### Available records
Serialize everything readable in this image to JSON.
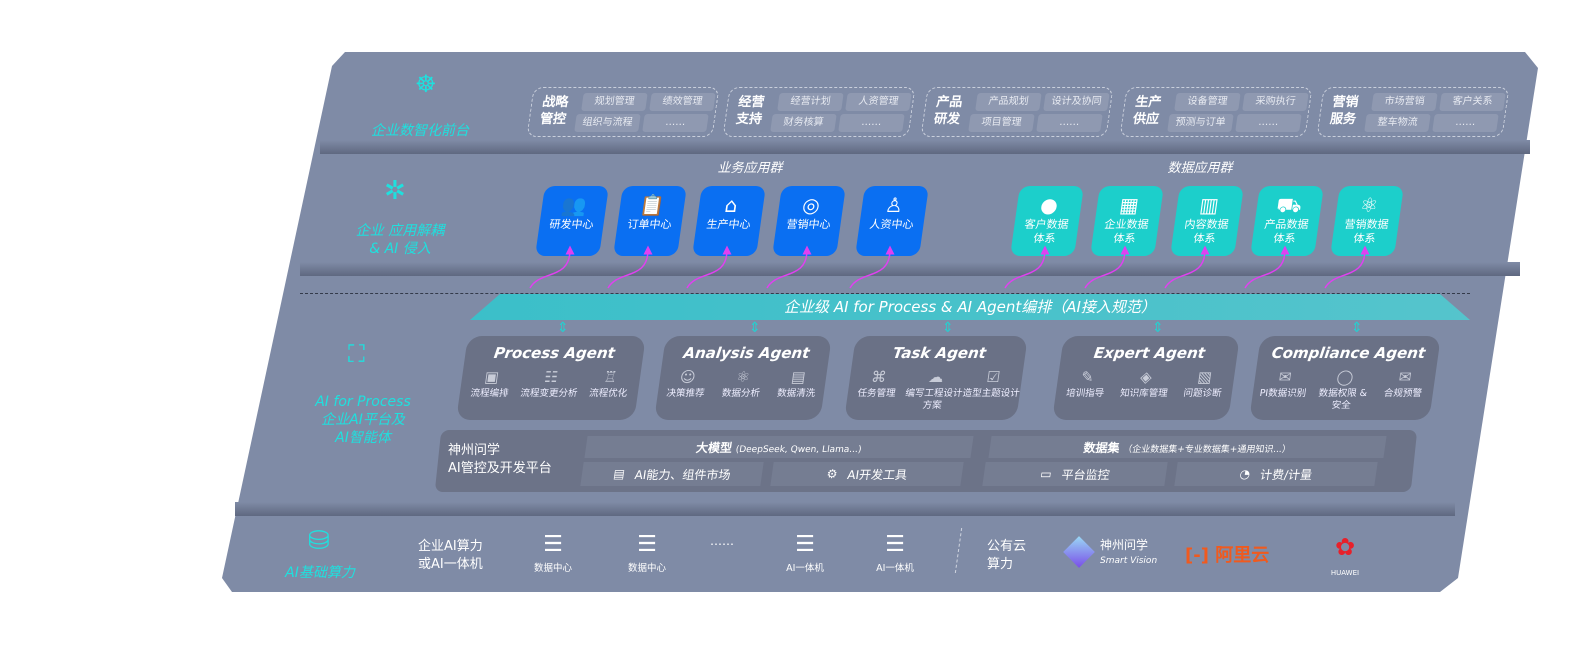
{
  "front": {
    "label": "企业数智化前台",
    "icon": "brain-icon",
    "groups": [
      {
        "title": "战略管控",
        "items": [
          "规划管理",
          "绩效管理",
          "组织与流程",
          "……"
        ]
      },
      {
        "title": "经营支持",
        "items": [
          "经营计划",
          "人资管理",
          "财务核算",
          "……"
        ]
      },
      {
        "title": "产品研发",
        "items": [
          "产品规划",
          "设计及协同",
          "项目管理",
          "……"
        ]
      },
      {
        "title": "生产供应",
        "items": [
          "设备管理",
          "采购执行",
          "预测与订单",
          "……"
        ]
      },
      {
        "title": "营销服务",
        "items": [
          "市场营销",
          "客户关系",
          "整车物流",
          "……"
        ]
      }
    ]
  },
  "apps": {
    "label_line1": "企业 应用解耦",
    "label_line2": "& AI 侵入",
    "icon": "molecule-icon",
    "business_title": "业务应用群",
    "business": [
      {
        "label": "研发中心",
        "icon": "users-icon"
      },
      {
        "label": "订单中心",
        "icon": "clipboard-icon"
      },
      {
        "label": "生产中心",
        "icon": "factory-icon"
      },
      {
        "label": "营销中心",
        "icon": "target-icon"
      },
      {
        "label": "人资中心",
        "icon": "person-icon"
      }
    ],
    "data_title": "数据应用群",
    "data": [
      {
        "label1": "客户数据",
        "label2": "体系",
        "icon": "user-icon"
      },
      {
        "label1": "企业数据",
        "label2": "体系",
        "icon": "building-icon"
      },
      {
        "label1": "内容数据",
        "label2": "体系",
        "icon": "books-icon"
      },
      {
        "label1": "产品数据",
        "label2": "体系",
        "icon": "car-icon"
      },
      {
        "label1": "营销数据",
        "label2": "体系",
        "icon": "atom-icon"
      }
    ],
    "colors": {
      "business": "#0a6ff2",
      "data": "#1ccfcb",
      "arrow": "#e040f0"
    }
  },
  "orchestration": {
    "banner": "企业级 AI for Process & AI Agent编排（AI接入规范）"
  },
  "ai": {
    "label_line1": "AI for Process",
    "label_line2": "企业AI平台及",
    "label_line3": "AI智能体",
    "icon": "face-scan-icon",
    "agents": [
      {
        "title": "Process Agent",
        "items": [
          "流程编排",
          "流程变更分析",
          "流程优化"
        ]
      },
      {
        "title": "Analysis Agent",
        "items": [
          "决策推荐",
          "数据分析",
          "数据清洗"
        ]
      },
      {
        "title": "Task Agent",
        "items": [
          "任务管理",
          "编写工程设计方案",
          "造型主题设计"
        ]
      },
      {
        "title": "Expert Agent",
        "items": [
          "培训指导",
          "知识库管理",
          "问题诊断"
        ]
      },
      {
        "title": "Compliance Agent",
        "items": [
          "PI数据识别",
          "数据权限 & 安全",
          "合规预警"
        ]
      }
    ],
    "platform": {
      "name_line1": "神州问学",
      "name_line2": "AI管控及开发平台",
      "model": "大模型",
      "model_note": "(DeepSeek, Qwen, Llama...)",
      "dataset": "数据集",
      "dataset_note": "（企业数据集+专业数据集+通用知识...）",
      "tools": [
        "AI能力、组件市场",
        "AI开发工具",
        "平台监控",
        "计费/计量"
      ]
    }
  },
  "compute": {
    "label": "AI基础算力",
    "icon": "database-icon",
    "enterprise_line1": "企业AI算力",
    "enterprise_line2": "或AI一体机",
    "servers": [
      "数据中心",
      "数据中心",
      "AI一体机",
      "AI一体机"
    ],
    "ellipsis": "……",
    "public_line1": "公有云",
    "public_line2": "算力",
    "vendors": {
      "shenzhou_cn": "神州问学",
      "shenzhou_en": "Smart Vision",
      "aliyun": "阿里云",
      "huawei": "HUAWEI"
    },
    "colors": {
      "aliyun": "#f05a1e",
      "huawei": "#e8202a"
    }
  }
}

### Directions for this task
Repeat the full listing above exactly, with no pictures in the copy.

### Response
Serialize everything readable in this image to JSON.
{
  "front": {
    "label": "企业数智化前台",
    "icon": "brain-icon",
    "groups": [
      {
        "title": "战略管控",
        "items": [
          "规划管理",
          "绩效管理",
          "组织与流程",
          "……"
        ]
      },
      {
        "title": "经营支持",
        "items": [
          "经营计划",
          "人资管理",
          "财务核算",
          "……"
        ]
      },
      {
        "title": "产品研发",
        "items": [
          "产品规划",
          "设计及协同",
          "项目管理",
          "……"
        ]
      },
      {
        "title": "生产供应",
        "items": [
          "设备管理",
          "采购执行",
          "预测与订单",
          "……"
        ]
      },
      {
        "title": "营销服务",
        "items": [
          "市场营销",
          "客户关系",
          "整车物流",
          "……"
        ]
      }
    ]
  },
  "apps": {
    "label_line1": "企业 应用解耦",
    "label_line2": "& AI 侵入",
    "icon": "molecule-icon",
    "business_title": "业务应用群",
    "business": [
      {
        "label": "研发中心",
        "icon": "users-icon"
      },
      {
        "label": "订单中心",
        "icon": "clipboard-icon"
      },
      {
        "label": "生产中心",
        "icon": "factory-icon"
      },
      {
        "label": "营销中心",
        "icon": "target-icon"
      },
      {
        "label": "人资中心",
        "icon": "person-icon"
      }
    ],
    "data_title": "数据应用群",
    "data": [
      {
        "label1": "客户数据",
        "label2": "体系",
        "icon": "user-icon"
      },
      {
        "label1": "企业数据",
        "label2": "体系",
        "icon": "building-icon"
      },
      {
        "label1": "内容数据",
        "label2": "体系",
        "icon": "books-icon"
      },
      {
        "label1": "产品数据",
        "label2": "体系",
        "icon": "car-icon"
      },
      {
        "label1": "营销数据",
        "label2": "体系",
        "icon": "atom-icon"
      }
    ],
    "colors": {
      "business": "#0a6ff2",
      "data": "#1ccfcb",
      "arrow": "#e040f0"
    }
  },
  "orchestration": {
    "banner": "企业级 AI for Process & AI Agent编排（AI接入规范）"
  },
  "ai": {
    "label_line1": "AI for Process",
    "label_line2": "企业AI平台及",
    "label_line3": "AI智能体",
    "icon": "face-scan-icon",
    "agents": [
      {
        "title": "Process Agent",
        "items": [
          "流程编排",
          "流程变更分析",
          "流程优化"
        ]
      },
      {
        "title": "Analysis Agent",
        "items": [
          "决策推荐",
          "数据分析",
          "数据清洗"
        ]
      },
      {
        "title": "Task Agent",
        "items": [
          "任务管理",
          "编写工程设计方案",
          "造型主题设计"
        ]
      },
      {
        "title": "Expert Agent",
        "items": [
          "培训指导",
          "知识库管理",
          "问题诊断"
        ]
      },
      {
        "title": "Compliance Agent",
        "items": [
          "PI数据识别",
          "数据权限 & 安全",
          "合规预警"
        ]
      }
    ],
    "platform": {
      "name_line1": "神州问学",
      "name_line2": "AI管控及开发平台",
      "model": "大模型",
      "model_note": "(DeepSeek, Qwen, Llama...)",
      "dataset": "数据集",
      "dataset_note": "（企业数据集+专业数据集+通用知识...）",
      "tools": [
        "AI能力、组件市场",
        "AI开发工具",
        "平台监控",
        "计费/计量"
      ]
    }
  },
  "compute": {
    "label": "AI基础算力",
    "icon": "database-icon",
    "enterprise_line1": "企业AI算力",
    "enterprise_line2": "或AI一体机",
    "servers": [
      "数据中心",
      "数据中心",
      "AI一体机",
      "AI一体机"
    ],
    "ellipsis": "……",
    "public_line1": "公有云",
    "public_line2": "算力",
    "vendors": {
      "shenzhou_cn": "神州问学",
      "shenzhou_en": "Smart Vision",
      "aliyun": "阿里云",
      "huawei": "HUAWEI"
    },
    "colors": {
      "aliyun": "#f05a1e",
      "huawei": "#e8202a"
    }
  }
}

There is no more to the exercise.